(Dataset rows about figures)
_ _ _
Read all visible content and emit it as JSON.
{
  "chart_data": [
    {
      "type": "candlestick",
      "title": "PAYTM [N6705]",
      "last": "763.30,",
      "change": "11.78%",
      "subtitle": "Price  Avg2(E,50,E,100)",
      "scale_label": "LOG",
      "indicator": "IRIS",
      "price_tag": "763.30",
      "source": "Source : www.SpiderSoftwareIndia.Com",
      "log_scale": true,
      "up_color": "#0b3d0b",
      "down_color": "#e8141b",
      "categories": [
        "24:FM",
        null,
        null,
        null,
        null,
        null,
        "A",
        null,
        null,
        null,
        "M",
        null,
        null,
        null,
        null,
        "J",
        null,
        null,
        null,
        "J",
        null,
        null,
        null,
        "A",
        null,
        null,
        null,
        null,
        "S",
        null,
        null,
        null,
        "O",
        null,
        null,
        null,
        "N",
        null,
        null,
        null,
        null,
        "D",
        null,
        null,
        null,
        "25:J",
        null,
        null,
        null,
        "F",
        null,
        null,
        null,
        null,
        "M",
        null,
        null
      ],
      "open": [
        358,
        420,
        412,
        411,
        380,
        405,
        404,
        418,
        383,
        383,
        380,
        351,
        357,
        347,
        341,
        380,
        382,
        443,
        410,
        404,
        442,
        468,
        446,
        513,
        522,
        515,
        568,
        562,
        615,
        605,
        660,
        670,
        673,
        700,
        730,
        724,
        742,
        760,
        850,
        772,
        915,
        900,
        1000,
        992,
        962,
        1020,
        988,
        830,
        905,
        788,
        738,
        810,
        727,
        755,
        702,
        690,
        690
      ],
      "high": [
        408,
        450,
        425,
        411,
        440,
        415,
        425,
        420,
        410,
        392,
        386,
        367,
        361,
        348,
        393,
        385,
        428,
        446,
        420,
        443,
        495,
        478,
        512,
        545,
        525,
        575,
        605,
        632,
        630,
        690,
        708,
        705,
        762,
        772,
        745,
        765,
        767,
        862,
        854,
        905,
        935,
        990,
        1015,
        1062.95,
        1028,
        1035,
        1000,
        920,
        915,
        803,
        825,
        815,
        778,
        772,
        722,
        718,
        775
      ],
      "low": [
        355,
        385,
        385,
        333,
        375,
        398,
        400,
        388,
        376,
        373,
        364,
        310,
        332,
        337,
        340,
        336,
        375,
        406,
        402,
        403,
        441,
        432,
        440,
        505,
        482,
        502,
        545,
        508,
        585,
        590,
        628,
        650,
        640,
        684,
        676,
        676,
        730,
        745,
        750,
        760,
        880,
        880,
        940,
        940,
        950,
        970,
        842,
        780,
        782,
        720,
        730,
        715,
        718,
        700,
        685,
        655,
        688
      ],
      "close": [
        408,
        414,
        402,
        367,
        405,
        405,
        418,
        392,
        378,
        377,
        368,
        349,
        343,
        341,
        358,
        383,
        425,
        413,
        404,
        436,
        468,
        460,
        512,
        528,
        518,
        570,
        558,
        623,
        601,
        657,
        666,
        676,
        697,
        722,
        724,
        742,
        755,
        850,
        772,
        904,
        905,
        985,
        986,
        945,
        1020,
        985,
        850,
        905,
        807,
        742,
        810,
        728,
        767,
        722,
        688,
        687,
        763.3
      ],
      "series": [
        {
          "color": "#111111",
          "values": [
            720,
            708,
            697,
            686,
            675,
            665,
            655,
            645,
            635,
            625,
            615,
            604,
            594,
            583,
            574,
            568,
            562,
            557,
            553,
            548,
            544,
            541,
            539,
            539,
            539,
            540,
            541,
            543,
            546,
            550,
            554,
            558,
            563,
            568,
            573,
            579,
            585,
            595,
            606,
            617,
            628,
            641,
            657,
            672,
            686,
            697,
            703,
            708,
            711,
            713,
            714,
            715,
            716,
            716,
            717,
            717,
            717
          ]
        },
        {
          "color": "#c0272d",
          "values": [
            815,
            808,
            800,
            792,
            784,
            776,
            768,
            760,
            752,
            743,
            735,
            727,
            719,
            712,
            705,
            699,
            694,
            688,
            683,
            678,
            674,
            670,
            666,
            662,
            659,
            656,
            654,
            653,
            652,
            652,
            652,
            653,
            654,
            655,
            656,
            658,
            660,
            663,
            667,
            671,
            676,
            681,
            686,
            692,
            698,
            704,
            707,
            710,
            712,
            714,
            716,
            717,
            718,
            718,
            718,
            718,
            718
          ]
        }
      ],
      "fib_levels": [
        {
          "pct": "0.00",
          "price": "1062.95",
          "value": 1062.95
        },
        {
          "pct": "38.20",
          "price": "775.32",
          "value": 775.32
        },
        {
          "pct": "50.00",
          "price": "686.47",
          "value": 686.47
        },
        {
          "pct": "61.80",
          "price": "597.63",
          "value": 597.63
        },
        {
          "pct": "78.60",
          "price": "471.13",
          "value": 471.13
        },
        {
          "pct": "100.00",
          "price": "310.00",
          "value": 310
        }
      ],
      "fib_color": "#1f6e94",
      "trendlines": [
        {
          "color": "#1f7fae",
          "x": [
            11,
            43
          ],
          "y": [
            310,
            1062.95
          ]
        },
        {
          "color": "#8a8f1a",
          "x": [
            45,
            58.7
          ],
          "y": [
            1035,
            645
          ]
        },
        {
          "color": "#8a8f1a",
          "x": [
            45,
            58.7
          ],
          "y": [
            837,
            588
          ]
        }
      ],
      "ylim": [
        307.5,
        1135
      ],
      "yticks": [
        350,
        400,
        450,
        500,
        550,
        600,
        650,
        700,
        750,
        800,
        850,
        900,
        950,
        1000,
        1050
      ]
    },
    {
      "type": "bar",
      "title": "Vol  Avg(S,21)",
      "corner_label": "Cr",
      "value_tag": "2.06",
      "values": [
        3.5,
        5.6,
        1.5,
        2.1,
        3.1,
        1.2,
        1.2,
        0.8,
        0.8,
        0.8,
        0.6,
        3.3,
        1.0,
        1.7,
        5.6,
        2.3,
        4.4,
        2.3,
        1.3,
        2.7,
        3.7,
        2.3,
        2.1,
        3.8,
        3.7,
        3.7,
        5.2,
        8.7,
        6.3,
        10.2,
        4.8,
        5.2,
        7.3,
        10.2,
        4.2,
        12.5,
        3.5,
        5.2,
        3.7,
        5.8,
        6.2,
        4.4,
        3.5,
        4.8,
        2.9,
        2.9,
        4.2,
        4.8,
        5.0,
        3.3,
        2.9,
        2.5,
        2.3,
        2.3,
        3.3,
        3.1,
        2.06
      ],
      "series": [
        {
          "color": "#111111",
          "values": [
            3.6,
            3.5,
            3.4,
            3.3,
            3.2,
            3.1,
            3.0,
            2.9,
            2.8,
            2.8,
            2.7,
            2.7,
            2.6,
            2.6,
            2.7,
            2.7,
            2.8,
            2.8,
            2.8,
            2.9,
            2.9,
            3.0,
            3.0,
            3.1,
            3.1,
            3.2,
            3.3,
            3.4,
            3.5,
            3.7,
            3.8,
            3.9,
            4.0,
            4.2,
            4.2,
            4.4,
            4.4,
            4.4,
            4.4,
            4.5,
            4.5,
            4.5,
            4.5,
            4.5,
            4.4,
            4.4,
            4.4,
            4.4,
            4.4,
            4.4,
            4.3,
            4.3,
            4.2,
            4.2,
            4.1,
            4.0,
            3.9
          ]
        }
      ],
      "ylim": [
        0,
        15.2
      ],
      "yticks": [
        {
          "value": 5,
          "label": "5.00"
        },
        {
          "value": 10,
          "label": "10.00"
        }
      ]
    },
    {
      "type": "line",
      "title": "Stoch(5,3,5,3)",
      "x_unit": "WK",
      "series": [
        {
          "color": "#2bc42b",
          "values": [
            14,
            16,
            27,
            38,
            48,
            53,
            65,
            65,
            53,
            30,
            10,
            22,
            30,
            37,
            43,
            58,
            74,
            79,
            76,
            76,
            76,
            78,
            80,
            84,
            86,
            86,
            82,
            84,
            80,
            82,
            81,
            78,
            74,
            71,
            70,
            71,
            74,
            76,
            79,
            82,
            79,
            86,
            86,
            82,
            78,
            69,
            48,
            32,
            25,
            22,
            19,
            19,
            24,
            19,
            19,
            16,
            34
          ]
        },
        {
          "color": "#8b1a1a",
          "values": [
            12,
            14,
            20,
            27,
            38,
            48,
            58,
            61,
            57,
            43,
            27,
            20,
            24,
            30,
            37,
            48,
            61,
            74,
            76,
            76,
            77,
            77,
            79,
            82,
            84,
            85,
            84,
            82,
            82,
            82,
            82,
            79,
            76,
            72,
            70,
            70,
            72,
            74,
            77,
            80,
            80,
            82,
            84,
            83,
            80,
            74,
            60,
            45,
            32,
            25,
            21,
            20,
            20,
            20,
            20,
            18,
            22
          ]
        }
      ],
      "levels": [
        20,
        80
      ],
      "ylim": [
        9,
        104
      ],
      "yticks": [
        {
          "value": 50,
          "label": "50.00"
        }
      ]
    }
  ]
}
_ _ _
REQUIREMENT => Extract every line above that contains the word "type".

THE RESPONSE =>
      "type": "candlestick",
      "type": "bar",
      "type": "line",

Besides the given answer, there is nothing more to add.